### Lista de exercícios
[a] Diga se cada afirmação a seguir está de acordo com o texto de origem. Responda sim ou não para cada uma e cite exatamente as palavras do texto que decidem: (i) O texto diz que quem escreve veio para o Brasil com a caravana de Pedro Álvares Cabral. (ii) Segundo o texto, na época de criança e adolescente de quem escreve, os apelidos eram postos e recebidos com tranquilidade. (iii) O texto diz que a meninada punha apelido nos colegas, mas não recebia apelido dos outros.
[b] Copie fielmente as linhas de dados, da linha que contém "svg-text:350: 350 <box>89 406 103 415</box>" até a linha que contém "svg-text:0: 0 <box>130 1037 147 1066</box>", incluindo as duas.

### Texto de origem
---
BONS TEMPOS AQUELES!

Como tenho dito aos meus alunos, eu não vim para o Brasil com a caravana de Pedro Álvares Cabral. Mas ainda sou de um tempo, anterior a essa paranoia — misto do que se pensa ser o politicamente correto com o que certamente é um patrulhamento ideológico — de que tudo pode ser enquadrado como prática ilícita, passível, portanto, de uma indenização por danos morais.

Na minha época de criança e adolescente, anterior a essa esperteza neurótica em que tudo pode ser considerado um motivo para alguém se dizer mortalmente ofendido e injuriado, com as pessoas querendo ganhar um dinheiro extra e fácil, ao abrigo da Justiça, os apelidos, por exemplo, eram postos e recebidos com a maior tranquilidade. E tanto a meninada punha apelido nos colegas, como recebia apelido dos outros.
---
### Dados fornecidos

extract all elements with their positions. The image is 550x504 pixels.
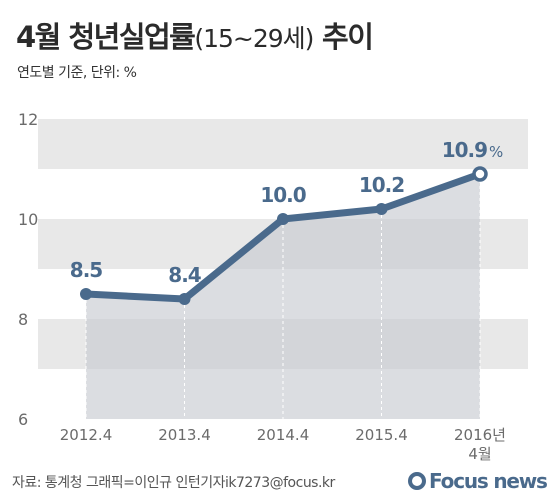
x-tick-label: 2015.4 <box>355 426 408 444</box>
focus-news-logo: Focus news <box>408 466 548 496</box>
data-point <box>375 203 388 215</box>
chart-subtitle: 연도별 기준, 단위: % <box>17 65 137 81</box>
data-label: 8.4 <box>168 263 201 287</box>
chart-title-tail: 추이 <box>313 20 374 54</box>
data-label: 8.5 <box>70 258 103 282</box>
y-tick-label: 6 <box>18 410 28 429</box>
chart-title-paren: (15~29세) <box>194 24 314 53</box>
x-tick-label: 2012.4 <box>60 426 113 444</box>
data-label: 10.0 <box>260 183 305 207</box>
logo-wordmark: Focus news <box>429 469 548 493</box>
chart-area: 6 8 10 12 2012.4 2013.4 2014.4 2015.4 2016년 4월 8.5… <box>18 110 528 463</box>
data-point <box>178 293 191 305</box>
chart-title: 4월 청년실업률(15~29세) 추이 <box>16 14 374 56</box>
data-point <box>472 166 488 182</box>
x-tick-label: 2016년 4월 <box>454 426 506 463</box>
data-point <box>80 288 92 300</box>
focus-logo-icon <box>408 472 426 490</box>
grid-band <box>38 119 528 169</box>
source-credit: 자료: 통계청 그래픽=이인규 인턴기자ik7273@focus.kr <box>12 475 335 491</box>
y-tick-label: 8 <box>18 310 28 329</box>
data-point <box>277 213 289 225</box>
y-tick-label: 10 <box>18 210 38 229</box>
data-label: 10.2 <box>359 173 404 197</box>
chart-title-main: 4월 청년실업률 <box>16 20 196 54</box>
x-tick-label: 2013.4 <box>158 426 211 444</box>
x-tick-label: 2014.4 <box>257 426 310 444</box>
y-tick-label: 12 <box>18 110 38 129</box>
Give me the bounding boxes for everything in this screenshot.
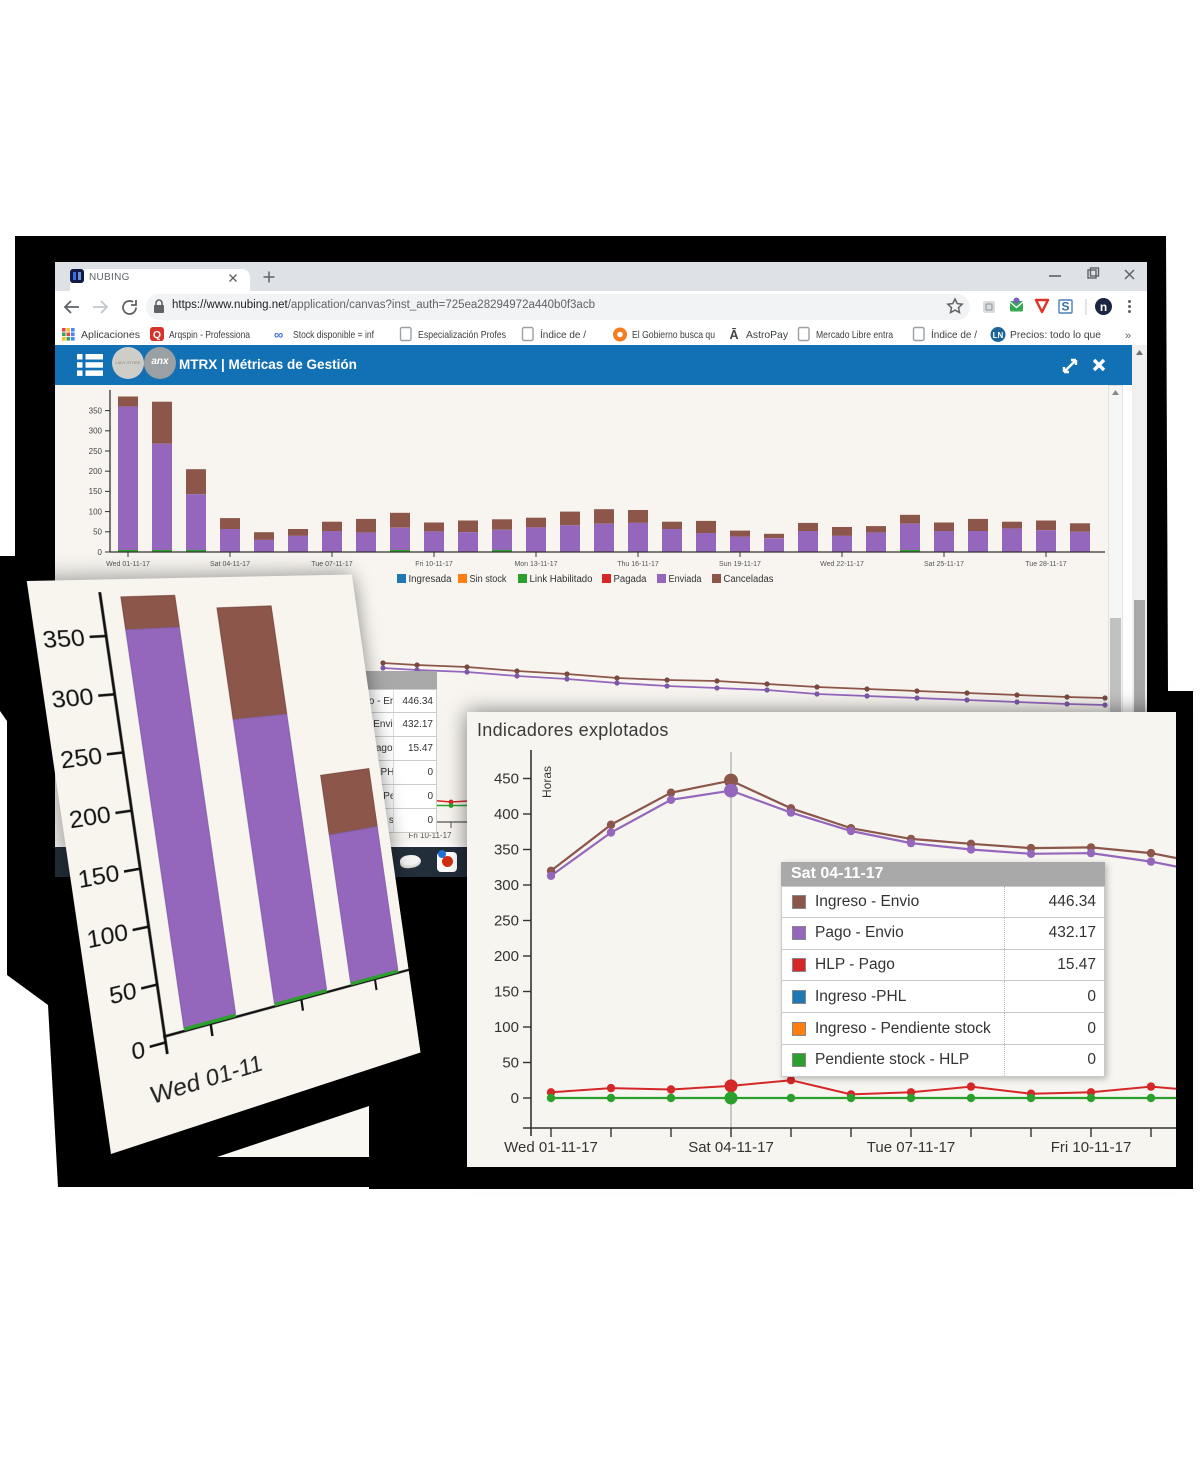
svg-text:350: 350 <box>89 406 103 415</box>
svg-text:Ingresada: Ingresada <box>409 574 452 585</box>
svg-text:Link Habilitado: Link Habilitado <box>530 574 593 585</box>
svg-text:Wed 01-11: Wed 01-11 <box>149 1050 264 1110</box>
svg-text:Tue 07-11-17: Tue 07-11-17 <box>311 561 352 568</box>
svg-text:S: S <box>1061 300 1069 314</box>
svg-text:Wed 01-11-17: Wed 01-11-17 <box>504 1139 598 1156</box>
svg-text:Aplicaciones: Aplicaciones <box>81 329 140 341</box>
svg-text:400: 400 <box>494 806 519 823</box>
svg-text:250: 250 <box>494 913 519 930</box>
svg-text:Horas: Horas <box>540 766 554 798</box>
svg-text:»: » <box>1125 330 1131 342</box>
svg-text:100: 100 <box>85 920 130 954</box>
svg-text:300: 300 <box>494 877 519 894</box>
svg-text:∞: ∞ <box>274 327 283 342</box>
svg-text:Mon 13-11-17: Mon 13-11-17 <box>514 561 557 568</box>
svg-text:Especialización Profes: Especialización Profes <box>418 329 506 341</box>
svg-text:Sun 19-11-17: Sun 19-11-17 <box>719 561 761 568</box>
svg-text:150: 150 <box>494 984 519 1001</box>
svg-text:0: 0 <box>130 1037 147 1066</box>
svg-text:0: 0 <box>511 1090 519 1107</box>
svg-text:LN: LN <box>993 331 1004 340</box>
svg-text:El Gobierno busca qu: El Gobierno busca qu <box>632 329 715 341</box>
svg-text:250: 250 <box>59 744 104 774</box>
svg-text:Ā: Ā <box>729 328 738 342</box>
svg-text:n: n <box>1100 300 1107 314</box>
svg-text:300: 300 <box>50 685 95 714</box>
svg-text:300: 300 <box>89 427 103 436</box>
svg-text:Precios: todo lo que: Precios: todo lo que <box>1010 329 1101 341</box>
svg-text:Fri 10-11-17: Fri 10-11-17 <box>415 561 453 568</box>
svg-text:50: 50 <box>502 1055 519 1072</box>
svg-text:Q: Q <box>153 329 161 341</box>
svg-text:Pagada: Pagada <box>614 574 647 585</box>
svg-text:Sin stock: Sin stock <box>470 574 508 585</box>
svg-text:Sat 04-11-17: Sat 04-11-17 <box>688 1139 774 1156</box>
svg-text:Canceladas: Canceladas <box>724 574 774 585</box>
svg-text:Índice de /: Índice de / <box>540 328 586 341</box>
svg-text:Thu 16-11-17: Thu 16-11-17 <box>617 561 659 568</box>
svg-text:Arqspin - Professiona: Arqspin - Professiona <box>169 329 250 341</box>
svg-text:Fri 10-11-17: Fri 10-11-17 <box>409 831 453 840</box>
svg-text:150: 150 <box>76 861 121 894</box>
svg-text:50: 50 <box>93 528 102 537</box>
svg-text:50: 50 <box>108 978 139 1010</box>
svg-text:Sat 25-11-17: Sat 25-11-17 <box>924 561 964 568</box>
svg-text:Wed 01-11-17: Wed 01-11-17 <box>106 561 150 568</box>
svg-text:Tue 28-11-17: Tue 28-11-17 <box>1025 561 1066 568</box>
svg-text:100: 100 <box>89 507 103 516</box>
svg-text:100: 100 <box>494 1019 519 1036</box>
svg-text:Enviada: Enviada <box>669 574 702 585</box>
svg-text:200: 200 <box>68 802 113 833</box>
svg-text:250: 250 <box>89 447 103 456</box>
svg-text:200: 200 <box>89 467 103 476</box>
svg-text:0: 0 <box>98 548 103 557</box>
svg-text:150: 150 <box>89 487 103 496</box>
svg-text:Mercado Libre entra: Mercado Libre entra <box>816 329 893 341</box>
svg-text:Sat 04-11-17: Sat 04-11-17 <box>210 561 250 568</box>
svg-text:Índice de /: Índice de / <box>931 328 977 341</box>
svg-text:Wed 22-11-17: Wed 22-11-17 <box>820 561 864 568</box>
svg-text:450: 450 <box>494 771 519 788</box>
svg-text:Tue 07-11-17: Tue 07-11-17 <box>867 1139 955 1156</box>
svg-text:Fri 10-11-17: Fri 10-11-17 <box>1051 1139 1132 1156</box>
svg-text:Stock disponible = inf: Stock disponible = inf <box>293 329 374 341</box>
svg-text:350: 350 <box>494 842 519 859</box>
svg-text:AstroPay: AstroPay <box>746 329 789 341</box>
svg-text:350: 350 <box>41 626 87 654</box>
svg-text:200: 200 <box>494 948 519 965</box>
---
### Gabarito
[a]
(i) Não: "eu não vim para o Brasil com a caravana de Pedro Álvares Cabral"
(ii) Sim: "os apelidos, por exemplo, eram postos e recebidos com a maior tranquilidade"
(iii) Não: "E tanto a meninada punha apelido nos colegas, como recebia apelido dos outros."

[b]
svg-text:350: 350 <box>89 406 103 415</box>
svg-text:Ingresada: Ingresada <box>409 574 452 585</box>
svg-text:Link Habilitado: Link Habilitado <box>530 574 593 585</box>
svg-text:Wed 01-11: Wed 01-11 <box>149 1050 264 1110</box>
svg-text:Tue 07-11-17: Tue 07-11-17 <box>311 561 352 568</box>
svg-text:S: S <box>1061 300 1069 314</box>
svg-text:Wed 01-11-17: Wed 01-11-17 <box>504 1139 598 1156</box>
svg-text:Aplicaciones: Aplicaciones <box>81 329 140 341</box>
svg-text:400: 400 <box>494 806 519 823</box>
svg-text:250: 250 <box>494 913 519 930</box>
svg-text:Horas: Horas <box>540 766 554 798</box>
svg-text:»: » <box>1125 330 1131 342</box>
svg-text:100: 100 <box>85 920 130 954</box>
svg-text:300: 300 <box>494 877 519 894</box>
svg-text:∞: ∞ <box>274 327 283 342</box>
svg-text:Mon 13-11-17: Mon 13-11-17 <box>514 561 557 568</box>
svg-text:Especialización Profes: Especialización Profes <box>418 329 506 341</box>
svg-text:Sun 19-11-17: Sun 19-11-17 <box>719 561 761 568</box>
svg-text:150: 150 <box>494 984 519 1001</box>
svg-text:0: 0 <box>130 1037 147 1066</box>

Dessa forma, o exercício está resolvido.